Data Block Start

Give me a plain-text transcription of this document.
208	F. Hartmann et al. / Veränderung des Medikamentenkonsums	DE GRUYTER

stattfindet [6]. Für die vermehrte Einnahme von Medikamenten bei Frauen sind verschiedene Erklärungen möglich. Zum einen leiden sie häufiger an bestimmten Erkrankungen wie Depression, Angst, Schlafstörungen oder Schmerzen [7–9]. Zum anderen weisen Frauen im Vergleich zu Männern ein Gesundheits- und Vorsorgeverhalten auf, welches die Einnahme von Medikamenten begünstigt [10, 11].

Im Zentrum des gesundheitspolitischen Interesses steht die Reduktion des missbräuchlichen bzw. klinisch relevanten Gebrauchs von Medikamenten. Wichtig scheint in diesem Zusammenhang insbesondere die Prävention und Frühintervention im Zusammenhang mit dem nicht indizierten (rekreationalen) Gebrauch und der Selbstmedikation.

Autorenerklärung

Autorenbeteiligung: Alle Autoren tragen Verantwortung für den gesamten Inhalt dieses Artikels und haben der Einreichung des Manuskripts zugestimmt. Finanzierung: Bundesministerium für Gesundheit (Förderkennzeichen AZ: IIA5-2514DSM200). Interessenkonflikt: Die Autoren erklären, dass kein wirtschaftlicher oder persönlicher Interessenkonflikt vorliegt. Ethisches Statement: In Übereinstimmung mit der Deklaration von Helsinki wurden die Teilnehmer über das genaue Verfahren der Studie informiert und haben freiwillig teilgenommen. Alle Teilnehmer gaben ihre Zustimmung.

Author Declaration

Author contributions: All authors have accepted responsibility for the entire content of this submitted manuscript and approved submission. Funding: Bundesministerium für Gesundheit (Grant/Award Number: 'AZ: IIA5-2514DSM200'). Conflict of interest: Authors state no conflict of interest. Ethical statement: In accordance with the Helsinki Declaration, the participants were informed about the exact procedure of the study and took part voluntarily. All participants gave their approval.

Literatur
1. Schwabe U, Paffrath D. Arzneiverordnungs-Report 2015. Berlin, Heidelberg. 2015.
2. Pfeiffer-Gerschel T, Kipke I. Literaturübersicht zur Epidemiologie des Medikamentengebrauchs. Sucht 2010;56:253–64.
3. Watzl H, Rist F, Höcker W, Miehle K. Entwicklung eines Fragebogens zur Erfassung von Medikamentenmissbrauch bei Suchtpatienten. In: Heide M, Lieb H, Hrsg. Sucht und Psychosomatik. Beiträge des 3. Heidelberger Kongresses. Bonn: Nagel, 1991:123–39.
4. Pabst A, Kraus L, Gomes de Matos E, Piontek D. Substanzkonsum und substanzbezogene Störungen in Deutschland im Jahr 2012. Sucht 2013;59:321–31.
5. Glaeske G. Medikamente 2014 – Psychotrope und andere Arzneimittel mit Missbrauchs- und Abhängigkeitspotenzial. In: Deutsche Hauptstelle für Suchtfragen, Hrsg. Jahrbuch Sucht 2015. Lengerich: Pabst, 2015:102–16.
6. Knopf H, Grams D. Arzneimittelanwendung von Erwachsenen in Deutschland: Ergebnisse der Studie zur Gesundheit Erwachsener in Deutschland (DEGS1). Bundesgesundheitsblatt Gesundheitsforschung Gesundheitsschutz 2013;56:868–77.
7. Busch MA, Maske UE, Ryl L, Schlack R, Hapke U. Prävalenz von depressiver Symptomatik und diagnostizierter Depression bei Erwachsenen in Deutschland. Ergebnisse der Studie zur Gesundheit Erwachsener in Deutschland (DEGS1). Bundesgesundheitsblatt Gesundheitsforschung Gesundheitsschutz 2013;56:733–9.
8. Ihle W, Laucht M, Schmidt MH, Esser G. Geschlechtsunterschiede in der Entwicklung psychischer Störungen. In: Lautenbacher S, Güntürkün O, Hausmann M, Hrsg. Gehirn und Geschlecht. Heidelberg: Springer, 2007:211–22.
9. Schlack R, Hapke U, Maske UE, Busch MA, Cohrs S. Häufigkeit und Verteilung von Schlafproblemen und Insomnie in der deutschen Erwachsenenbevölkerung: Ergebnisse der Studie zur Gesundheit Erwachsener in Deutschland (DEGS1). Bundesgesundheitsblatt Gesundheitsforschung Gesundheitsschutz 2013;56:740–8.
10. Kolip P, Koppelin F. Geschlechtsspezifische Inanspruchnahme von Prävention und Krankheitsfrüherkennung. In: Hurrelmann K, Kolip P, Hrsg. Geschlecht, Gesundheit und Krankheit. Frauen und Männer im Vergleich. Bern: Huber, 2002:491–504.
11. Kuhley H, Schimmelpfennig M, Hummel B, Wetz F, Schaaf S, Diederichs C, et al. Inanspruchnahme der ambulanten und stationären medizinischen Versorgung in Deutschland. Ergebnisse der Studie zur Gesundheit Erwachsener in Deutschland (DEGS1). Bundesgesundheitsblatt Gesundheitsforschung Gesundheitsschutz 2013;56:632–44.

Data Block End

#### [Action item]
Set down every entry exactly as given.

#### [Problem solution]
Give me a plain-text transcription of this document.
208	F. Hartmann et al. / Veränderung des Medikamentenkonsums	DE GRUYTER

stattfindet [6]. Für die vermehrte Einnahme von Medikamenten bei Frauen sind verschiedene Erklärungen möglich. Zum einen leiden sie häufiger an bestimmten Erkrankungen wie Depression, Angst, Schlafstörungen oder Schmerzen [7–9]. Zum anderen weisen Frauen im Vergleich zu Männern ein Gesundheits- und Vorsorgeverhalten auf, welches die Einnahme von Medikamenten begünstigt [10, 11].

Im Zentrum des gesundheitspolitischen Interesses steht die Reduktion des missbräuchlichen bzw. klinisch relevanten Gebrauchs von Medikamenten. Wichtig scheint in diesem Zusammenhang insbesondere die Prävention und Frühintervention im Zusammenhang mit dem nicht indizierten (rekreationalen) Gebrauch und der Selbstmedikation.

Autorenerklärung

Autorenbeteiligung: Alle Autoren tragen Verantwortung für den gesamten Inhalt dieses Artikels und haben der Einreichung des Manuskripts zugestimmt. Finanzierung: Bundesministerium für Gesundheit (Förderkennzeichen AZ: IIA5-2514DSM200). Interessenkonflikt: Die Autoren erklären, dass kein wirtschaftlicher oder persönlicher Interessenkonflikt vorliegt. Ethisches Statement: In Übereinstimmung mit der Deklaration von Helsinki wurden die Teilnehmer über das genaue Verfahren der Studie informiert und haben freiwillig teilgenommen. Alle Teilnehmer gaben ihre Zustimmung.

Author Declaration

Author contributions: All authors have accepted responsibility for the entire content of this submitted manuscript and approved submission. Funding: Bundesministerium für Gesundheit (Grant/Award Number: 'AZ: IIA5-2514DSM200'). Conflict of interest: Authors state no conflict of interest. Ethical statement: In accordance with the Helsinki Declaration, the participants were informed about the exact procedure of the study and took part voluntarily. All participants gave their approval.

Literatur
1. Schwabe U, Paffrath D. Arzneiverordnungs-Report 2015. Berlin, Heidelberg. 2015.
2. Pfeiffer-Gerschel T, Kipke I. Literaturübersicht zur Epidemiologie des Medikamentengebrauchs. Sucht 2010;56:253–64.
3. Watzl H, Rist F, Höcker W, Miehle K. Entwicklung eines Fragebogens zur Erfassung von Medikamentenmissbrauch bei Suchtpatienten. In: Heide M, Lieb H, Hrsg. Sucht und Psychosomatik. Beiträge des 3. Heidelberger Kongresses. Bonn: Nagel, 1991:123–39.
4. Pabst A, Kraus L, Gomes de Matos E, Piontek D. Substanzkonsum und substanzbezogene Störungen in Deutschland im Jahr 2012. Sucht 2013;59:321–31.
5. Glaeske G. Medikamente 2014 – Psychotrope und andere Arzneimittel mit Missbrauchs- und Abhängigkeitspotenzial. In: Deutsche Hauptstelle für Suchtfragen, Hrsg. Jahrbuch Sucht 2015. Lengerich: Pabst, 2015:102–16.
6. Knopf H, Grams D. Arzneimittelanwendung von Erwachsenen in Deutschland: Ergebnisse der Studie zur Gesundheit Erwachsener in Deutschland (DEGS1). Bundesgesundheitsblatt Gesundheitsforschung Gesundheitsschutz 2013;56:868–77.
7. Busch MA, Maske UE, Ryl L, Schlack R, Hapke U. Prävalenz von depressiver Symptomatik und diagnostizierter Depression bei Erwachsenen in Deutschland. Ergebnisse der Studie zur Gesundheit Erwachsener in Deutschland (DEGS1). Bundesgesundheitsblatt Gesundheitsforschung Gesundheitsschutz 2013;56:733–9.
8. Ihle W, Laucht M, Schmidt MH, Esser G. Geschlechtsunterschiede in der Entwicklung psychischer Störungen. In: Lautenbacher S, Güntürkün O, Hausmann M, Hrsg. Gehirn und Geschlecht. Heidelberg: Springer, 2007:211–22.
9. Schlack R, Hapke U, Maske UE, Busch MA, Cohrs S. Häufigkeit und Verteilung von Schlafproblemen und Insomnie in der deutschen Erwachsenenbevölkerung: Ergebnisse der Studie zur Gesundheit Erwachsener in Deutschland (DEGS1). Bundesgesundheitsblatt Gesundheitsforschung Gesundheitsschutz 2013;56:740–8.
10. Kolip P, Koppelin F. Geschlechtsspezifische Inanspruchnahme von Prävention und Krankheitsfrüherkennung. In: Hurrelmann K, Kolip P, Hrsg. Geschlecht, Gesundheit und Krankheit. Frauen und Männer im Vergleich. Bern: Huber, 2002:491–504.
11. Kuhley H, Schimmelpfennig M, Hummel B, Wetz F, Schaaf S, Diederichs C, et al. Inanspruchnahme der ambulanten und stationären medizinischen Versorgung in Deutschland. Ergebnisse der Studie zur Gesundheit Erwachsener in Deutschland (DEGS1). Bundesgesundheitsblatt Gesundheitsforschung Gesundheitsschutz 2013;56:632–44.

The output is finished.